--- start ---

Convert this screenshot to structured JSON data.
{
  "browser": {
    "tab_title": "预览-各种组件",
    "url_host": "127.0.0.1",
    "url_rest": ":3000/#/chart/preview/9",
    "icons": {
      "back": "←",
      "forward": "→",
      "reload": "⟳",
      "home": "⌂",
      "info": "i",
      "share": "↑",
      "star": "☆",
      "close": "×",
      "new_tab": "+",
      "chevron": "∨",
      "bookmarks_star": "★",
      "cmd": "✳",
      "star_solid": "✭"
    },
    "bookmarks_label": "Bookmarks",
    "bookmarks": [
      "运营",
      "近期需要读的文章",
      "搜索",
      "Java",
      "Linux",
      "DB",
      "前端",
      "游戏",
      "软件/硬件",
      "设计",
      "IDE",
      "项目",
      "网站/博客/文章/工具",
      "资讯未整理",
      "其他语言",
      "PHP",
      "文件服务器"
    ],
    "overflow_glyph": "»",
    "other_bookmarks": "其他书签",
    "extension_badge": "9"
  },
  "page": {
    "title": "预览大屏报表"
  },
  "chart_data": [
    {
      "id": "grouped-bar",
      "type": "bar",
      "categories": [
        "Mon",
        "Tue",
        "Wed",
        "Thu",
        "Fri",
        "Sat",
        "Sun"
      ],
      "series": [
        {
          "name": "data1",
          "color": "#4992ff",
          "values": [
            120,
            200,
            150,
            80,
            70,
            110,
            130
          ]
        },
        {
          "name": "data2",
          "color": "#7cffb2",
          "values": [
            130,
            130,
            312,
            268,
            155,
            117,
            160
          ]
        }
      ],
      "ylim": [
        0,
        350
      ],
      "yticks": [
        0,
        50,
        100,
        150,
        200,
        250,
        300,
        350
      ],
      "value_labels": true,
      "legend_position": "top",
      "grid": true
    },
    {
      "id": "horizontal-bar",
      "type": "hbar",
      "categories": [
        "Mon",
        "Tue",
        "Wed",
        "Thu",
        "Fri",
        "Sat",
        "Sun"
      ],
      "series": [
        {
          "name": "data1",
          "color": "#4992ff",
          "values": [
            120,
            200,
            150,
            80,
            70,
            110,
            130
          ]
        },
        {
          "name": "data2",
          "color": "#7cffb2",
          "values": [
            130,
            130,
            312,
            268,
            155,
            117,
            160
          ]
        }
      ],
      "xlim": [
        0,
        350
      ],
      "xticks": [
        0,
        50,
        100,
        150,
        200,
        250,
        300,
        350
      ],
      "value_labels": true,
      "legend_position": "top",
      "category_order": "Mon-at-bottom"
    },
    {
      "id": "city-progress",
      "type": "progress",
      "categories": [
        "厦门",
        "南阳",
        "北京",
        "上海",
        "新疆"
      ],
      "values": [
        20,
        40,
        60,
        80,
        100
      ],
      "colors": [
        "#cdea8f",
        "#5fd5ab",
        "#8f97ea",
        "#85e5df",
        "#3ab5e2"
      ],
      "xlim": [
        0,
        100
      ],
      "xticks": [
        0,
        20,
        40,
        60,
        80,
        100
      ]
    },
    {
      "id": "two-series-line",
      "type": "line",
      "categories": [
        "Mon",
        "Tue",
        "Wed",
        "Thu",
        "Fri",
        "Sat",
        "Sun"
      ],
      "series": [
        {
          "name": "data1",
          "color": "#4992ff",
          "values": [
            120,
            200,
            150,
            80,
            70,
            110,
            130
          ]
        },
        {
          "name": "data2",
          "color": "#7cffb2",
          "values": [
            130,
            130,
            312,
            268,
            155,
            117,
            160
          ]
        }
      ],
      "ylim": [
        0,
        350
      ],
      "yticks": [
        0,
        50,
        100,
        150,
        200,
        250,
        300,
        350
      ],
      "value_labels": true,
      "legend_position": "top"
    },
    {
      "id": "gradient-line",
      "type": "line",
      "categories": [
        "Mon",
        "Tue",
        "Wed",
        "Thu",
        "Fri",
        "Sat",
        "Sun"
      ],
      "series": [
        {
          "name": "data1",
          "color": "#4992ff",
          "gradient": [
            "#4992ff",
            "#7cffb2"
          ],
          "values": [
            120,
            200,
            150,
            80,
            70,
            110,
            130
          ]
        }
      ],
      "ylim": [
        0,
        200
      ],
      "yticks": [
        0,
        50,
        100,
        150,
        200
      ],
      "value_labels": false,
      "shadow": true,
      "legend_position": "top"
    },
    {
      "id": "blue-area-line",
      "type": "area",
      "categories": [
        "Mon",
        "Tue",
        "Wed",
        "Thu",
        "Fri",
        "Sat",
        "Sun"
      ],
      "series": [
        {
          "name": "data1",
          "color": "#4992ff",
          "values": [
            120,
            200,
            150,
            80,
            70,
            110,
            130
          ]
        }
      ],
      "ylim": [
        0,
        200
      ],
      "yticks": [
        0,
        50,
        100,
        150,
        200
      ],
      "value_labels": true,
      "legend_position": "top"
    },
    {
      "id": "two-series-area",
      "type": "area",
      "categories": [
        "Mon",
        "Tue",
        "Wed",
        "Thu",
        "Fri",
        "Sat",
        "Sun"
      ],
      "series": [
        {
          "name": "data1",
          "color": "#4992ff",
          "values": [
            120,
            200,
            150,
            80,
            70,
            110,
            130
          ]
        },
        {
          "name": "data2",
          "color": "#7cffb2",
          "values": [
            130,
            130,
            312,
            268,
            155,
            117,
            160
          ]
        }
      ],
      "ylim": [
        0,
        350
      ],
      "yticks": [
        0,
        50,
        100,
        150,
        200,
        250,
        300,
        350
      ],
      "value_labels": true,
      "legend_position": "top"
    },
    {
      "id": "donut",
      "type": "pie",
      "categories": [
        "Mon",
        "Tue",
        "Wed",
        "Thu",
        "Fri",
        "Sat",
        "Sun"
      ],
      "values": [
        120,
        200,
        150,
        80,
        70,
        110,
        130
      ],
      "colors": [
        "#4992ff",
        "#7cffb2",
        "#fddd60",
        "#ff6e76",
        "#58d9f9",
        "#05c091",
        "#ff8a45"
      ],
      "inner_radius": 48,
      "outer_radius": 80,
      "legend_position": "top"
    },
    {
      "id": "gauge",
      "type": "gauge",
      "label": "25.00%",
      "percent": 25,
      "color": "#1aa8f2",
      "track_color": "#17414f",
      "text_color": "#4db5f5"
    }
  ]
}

--- end ---

_AIM_.
Produce an exact copy of the whole listing.

_RESULT OF THIS EXERCISE_.
Convert this screenshot to structured JSON data.
{
  "browser": {
    "tab_title": "预览-各种组件",
    "url_host": "127.0.0.1",
    "url_rest": ":3000/#/chart/preview/9",
    "icons": {
      "back": "←",
      "forward": "→",
      "reload": "⟳",
      "home": "⌂",
      "info": "i",
      "share": "↑",
      "star": "☆",
      "close": "×",
      "new_tab": "+",
      "chevron": "∨",
      "bookmarks_star": "★",
      "cmd": "✳",
      "star_solid": "✭"
    },
    "bookmarks_label": "Bookmarks",
    "bookmarks": [
      "运营",
      "近期需要读的文章",
      "搜索",
      "Java",
      "Linux",
      "DB",
      "前端",
      "游戏",
      "软件/硬件",
      "设计",
      "IDE",
      "项目",
      "网站/博客/文章/工具",
      "资讯未整理",
      "其他语言",
      "PHP",
      "文件服务器"
    ],
    "overflow_glyph": "»",
    "other_bookmarks": "其他书签",
    "extension_badge": "9"
  },
  "page": {
    "title": "预览大屏报表"
  },
  "chart_data": [
    {
      "id": "grouped-bar",
      "type": "bar",
      "categories": [
        "Mon",
        "Tue",
        "Wed",
        "Thu",
        "Fri",
        "Sat",
        "Sun"
      ],
      "series": [
        {
          "name": "data1",
          "color": "#4992ff",
          "values": [
            120,
            200,
            150,
            80,
            70,
            110,
            130
          ]
        },
        {
          "name": "data2",
          "color": "#7cffb2",
          "values": [
            130,
            130,
            312,
            268,
            155,
            117,
            160
          ]
        }
      ],
      "ylim": [
        0,
        350
      ],
      "yticks": [
        0,
        50,
        100,
        150,
        200,
        250,
        300,
        350
      ],
      "value_labels": true,
      "legend_position": "top",
      "grid": true
    },
    {
      "id": "horizontal-bar",
      "type": "hbar",
      "categories": [
        "Mon",
        "Tue",
        "Wed",
        "Thu",
        "Fri",
        "Sat",
        "Sun"
      ],
      "series": [
        {
          "name": "data1",
          "color": "#4992ff",
          "values": [
            120,
            200,
            150,
            80,
            70,
            110,
            130
          ]
        },
        {
          "name": "data2",
          "color": "#7cffb2",
          "values": [
            130,
            130,
            312,
            268,
            155,
            117,
            160
          ]
        }
      ],
      "xlim": [
        0,
        350
      ],
      "xticks": [
        0,
        50,
        100,
        150,
        200,
        250,
        300,
        350
      ],
      "value_labels": true,
      "legend_position": "top",
      "category_order": "Mon-at-bottom"
    },
    {
      "id": "city-progress",
      "type": "progress",
      "categories": [
        "厦门",
        "南阳",
        "北京",
        "上海",
        "新疆"
      ],
      "values": [
        20,
        40,
        60,
        80,
        100
      ],
      "colors": [
        "#cdea8f",
        "#5fd5ab",
        "#8f97ea",
        "#85e5df",
        "#3ab5e2"
      ],
      "xlim": [
        0,
        100
      ],
      "xticks": [
        0,
        20,
        40,
        60,
        80,
        100
      ]
    },
    {
      "id": "two-series-line",
      "type": "line",
      "categories": [
        "Mon",
        "Tue",
        "Wed",
        "Thu",
        "Fri",
        "Sat",
        "Sun"
      ],
      "series": [
        {
          "name": "data1",
          "color": "#4992ff",
          "values": [
            120,
            200,
            150,
            80,
            70,
            110,
            130
          ]
        },
        {
          "name": "data2",
          "color": "#7cffb2",
          "values": [
            130,
            130,
            312,
            268,
            155,
            117,
            160
          ]
        }
      ],
      "ylim": [
        0,
        350
      ],
      "yticks": [
        0,
        50,
        100,
        150,
        200,
        250,
        300,
        350
      ],
      "value_labels": true,
      "legend_position": "top"
    },
    {
      "id": "gradient-line",
      "type": "line",
      "categories": [
        "Mon",
        "Tue",
        "Wed",
        "Thu",
        "Fri",
        "Sat",
        "Sun"
      ],
      "series": [
        {
          "name": "data1",
          "color": "#4992ff",
          "gradient": [
            "#4992ff",
            "#7cffb2"
          ],
          "values": [
            120,
            200,
            150,
            80,
            70,
            110,
            130
          ]
        }
      ],
      "ylim": [
        0,
        200
      ],
      "yticks": [
        0,
        50,
        100,
        150,
        200
      ],
      "value_labels": false,
      "shadow": true,
      "legend_position": "top"
    },
    {
      "id": "blue-area-line",
      "type": "area",
      "categories": [
        "Mon",
        "Tue",
        "Wed",
        "Thu",
        "Fri",
        "Sat",
        "Sun"
      ],
      "series": [
        {
          "name": "data1",
          "color": "#4992ff",
          "values": [
            120,
            200,
            150,
            80,
            70,
            110,
            130
          ]
        }
      ],
      "ylim": [
        0,
        200
      ],
      "yticks": [
        0,
        50,
        100,
        150,
        200
      ],
      "value_labels": true,
      "legend_position": "top"
    },
    {
      "id": "two-series-area",
      "type": "area",
      "categories": [
        "Mon",
        "Tue",
        "Wed",
        "Thu",
        "Fri",
        "Sat",
        "Sun"
      ],
      "series": [
        {
          "name": "data1",
          "color": "#4992ff",
          "values": [
            120,
            200,
            150,
            80,
            70,
            110,
            130
          ]
        },
        {
          "name": "data2",
          "color": "#7cffb2",
          "values": [
            130,
            130,
            312,
            268,
            155,
            117,
            160
          ]
        }
      ],
      "ylim": [
        0,
        350
      ],
      "yticks": [
        0,
        50,
        100,
        150,
        200,
        250,
        300,
        350
      ],
      "value_labels": true,
      "legend_position": "top"
    },
    {
      "id": "donut",
      "type": "pie",
      "categories": [
        "Mon",
        "Tue",
        "Wed",
        "Thu",
        "Fri",
        "Sat",
        "Sun"
      ],
      "values": [
        120,
        200,
        150,
        80,
        70,
        110,
        130
      ],
      "colors": [
        "#4992ff",
        "#7cffb2",
        "#fddd60",
        "#ff6e76",
        "#58d9f9",
        "#05c091",
        "#ff8a45"
      ],
      "inner_radius": 48,
      "outer_radius": 80,
      "legend_position": "top"
    },
    {
      "id": "gauge",
      "type": "gauge",
      "label": "25.00%",
      "percent": 25,
      "color": "#1aa8f2",
      "track_color": "#17414f",
      "text_color": "#4db5f5"
    }
  ]
}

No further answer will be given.